▶ [GOAL]
Show all lines from the listing below that contain "data".

▶ [MATERIAL FOR THIS TASK]
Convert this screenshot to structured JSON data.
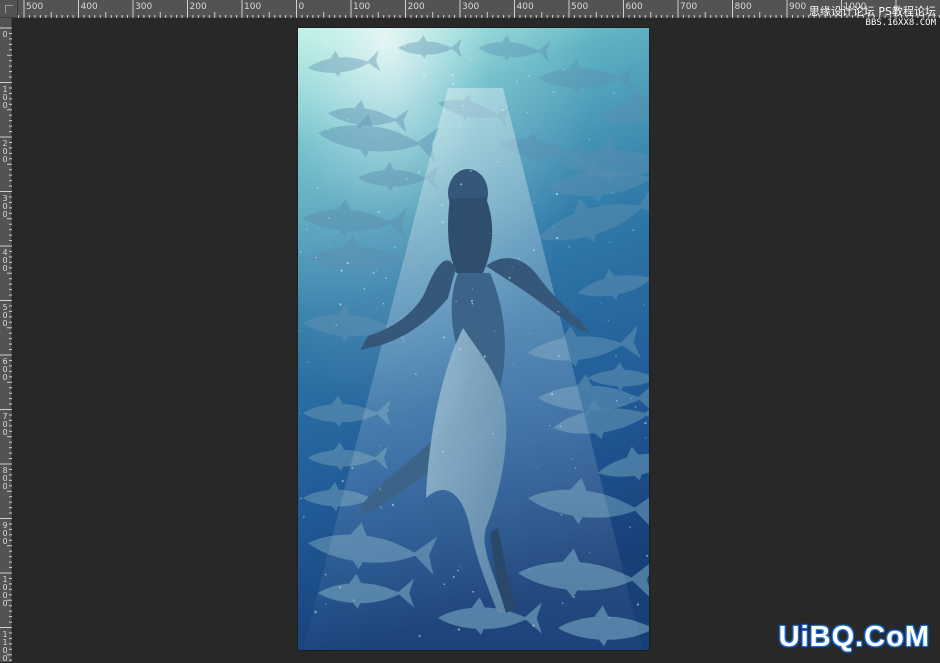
{
  "ruler_top": {
    "labels": [
      "500",
      "400",
      "300",
      "200",
      "100",
      "0",
      "100",
      "200",
      "300",
      "400",
      "500",
      "600",
      "700",
      "800",
      "900",
      "1000"
    ]
  },
  "ruler_left": {
    "labels": [
      "0",
      "100",
      "200",
      "300",
      "400",
      "500",
      "600",
      "700",
      "800",
      "900",
      "1000",
      "1100"
    ]
  },
  "canvas": {
    "image_description_name": "underwater-woman-swimming-with-tuna"
  },
  "watermark_top": {
    "line1": "思缘设计论坛 PS教程论坛",
    "line2": "BBS.16XX8.COM"
  },
  "watermark_bottom": {
    "text": "UiBQ.CoM"
  },
  "colors": {
    "workspace": "#282828",
    "ruler": "#535353",
    "water_top": "#a8e3da",
    "water_bottom": "#1c4f8f",
    "watermark_blue": "#1a6fd8"
  }
}
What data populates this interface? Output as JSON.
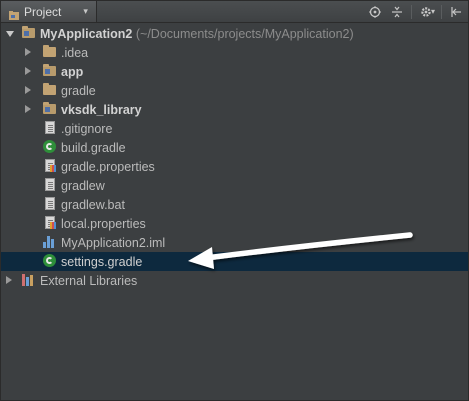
{
  "toolbar": {
    "view_label": "Project",
    "view_caret": "▾",
    "icons": [
      "target-icon",
      "collapse-all-icon",
      "gear-icon",
      "hide-panel-icon"
    ]
  },
  "tree": {
    "root": {
      "name": "MyApplication2",
      "path": "(~/Documents/projects/MyApplication2)"
    },
    "children": [
      {
        "name": ".idea",
        "kind": "folder",
        "expanded": false,
        "bold": false
      },
      {
        "name": "app",
        "kind": "module-folder",
        "expanded": false,
        "bold": true
      },
      {
        "name": "gradle",
        "kind": "folder",
        "expanded": false,
        "bold": false
      },
      {
        "name": "vksdk_library",
        "kind": "module-folder",
        "expanded": false,
        "bold": true
      },
      {
        "name": ".gitignore",
        "kind": "text-file"
      },
      {
        "name": "build.gradle",
        "kind": "gradle-file"
      },
      {
        "name": "gradle.properties",
        "kind": "properties-file"
      },
      {
        "name": "gradlew",
        "kind": "text-file"
      },
      {
        "name": "gradlew.bat",
        "kind": "text-file"
      },
      {
        "name": "local.properties",
        "kind": "properties-file"
      },
      {
        "name": "MyApplication2.iml",
        "kind": "iml-file"
      },
      {
        "name": "settings.gradle",
        "kind": "gradle-file",
        "selected": true
      }
    ],
    "external": {
      "name": "External Libraries",
      "expanded": false
    }
  },
  "colors": {
    "background": "#3c3f41",
    "selection": "#0d293e",
    "text": "#bbbbbb",
    "path_text": "#8c8c8c",
    "gradle_green": "#2e8f3a",
    "folder": "#c2a373",
    "annotation_arrow": "#ffffff"
  }
}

▶ [ANSWER TO THE PROBLEM]
Convert this screenshot to structured JSON data.
What data populates this interface? Output as JSON.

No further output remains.